Records excerpted from a collection
□ □ □ □ □
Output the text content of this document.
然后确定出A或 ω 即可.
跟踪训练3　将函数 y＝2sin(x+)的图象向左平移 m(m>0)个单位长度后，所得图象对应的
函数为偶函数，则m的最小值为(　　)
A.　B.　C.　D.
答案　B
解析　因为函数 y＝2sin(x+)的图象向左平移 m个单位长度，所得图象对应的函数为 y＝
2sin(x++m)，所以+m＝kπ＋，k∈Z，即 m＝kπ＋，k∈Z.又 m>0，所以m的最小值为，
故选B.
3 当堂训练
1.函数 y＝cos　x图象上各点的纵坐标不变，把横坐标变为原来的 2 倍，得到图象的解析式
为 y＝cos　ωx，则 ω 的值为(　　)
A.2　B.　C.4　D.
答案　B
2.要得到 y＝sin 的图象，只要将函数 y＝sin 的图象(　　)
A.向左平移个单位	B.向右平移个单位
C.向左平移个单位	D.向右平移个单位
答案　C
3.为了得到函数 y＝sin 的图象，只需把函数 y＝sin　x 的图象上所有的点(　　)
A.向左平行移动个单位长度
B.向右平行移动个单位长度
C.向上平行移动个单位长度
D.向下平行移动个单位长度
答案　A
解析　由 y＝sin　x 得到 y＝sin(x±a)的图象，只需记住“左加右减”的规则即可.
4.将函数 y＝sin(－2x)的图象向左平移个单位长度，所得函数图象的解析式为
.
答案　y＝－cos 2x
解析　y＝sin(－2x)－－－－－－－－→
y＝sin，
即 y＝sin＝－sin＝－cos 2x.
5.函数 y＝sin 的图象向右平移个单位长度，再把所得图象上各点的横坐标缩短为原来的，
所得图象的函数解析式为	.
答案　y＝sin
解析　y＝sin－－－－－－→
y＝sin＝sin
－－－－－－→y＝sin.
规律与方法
□ □ □ □ □
Aim of the exercise:
Retype the material in full. Each word must match.

Response:
Output the text content of this document.
然后确定出A或 ω 即可.
跟踪训练3　将函数 y＝2sin(x+)的图象向左平移 m(m>0)个单位长度后，所得图象对应的
函数为偶函数，则m的最小值为(　　)
A.　B.　C.　D.
答案　B
解析　因为函数 y＝2sin(x+)的图象向左平移 m个单位长度，所得图象对应的函数为 y＝
2sin(x++m)，所以+m＝kπ＋，k∈Z，即 m＝kπ＋，k∈Z.又 m>0，所以m的最小值为，
故选B.
3 当堂训练
1.函数 y＝cos　x图象上各点的纵坐标不变，把横坐标变为原来的 2 倍，得到图象的解析式
为 y＝cos　ωx，则 ω 的值为(　　)
A.2　B.　C.4　D.
答案　B
2.要得到 y＝sin 的图象，只要将函数 y＝sin 的图象(　　)
A.向左平移个单位	B.向右平移个单位
C.向左平移个单位	D.向右平移个单位
答案　C
3.为了得到函数 y＝sin 的图象，只需把函数 y＝sin　x 的图象上所有的点(　　)
A.向左平行移动个单位长度
B.向右平行移动个单位长度
C.向上平行移动个单位长度
D.向下平行移动个单位长度
答案　A
解析　由 y＝sin　x 得到 y＝sin(x±a)的图象，只需记住“左加右减”的规则即可.
4.将函数 y＝sin(－2x)的图象向左平移个单位长度，所得函数图象的解析式为
.
答案　y＝－cos 2x
解析　y＝sin(－2x)－－－－－－－－→
y＝sin，
即 y＝sin＝－sin＝－cos 2x.
5.函数 y＝sin 的图象向右平移个单位长度，再把所得图象上各点的横坐标缩短为原来的，
所得图象的函数解析式为	.
答案　y＝sin
解析　y＝sin－－－－－－→
y＝sin＝sin
－－－－－－→y＝sin.
规律与方法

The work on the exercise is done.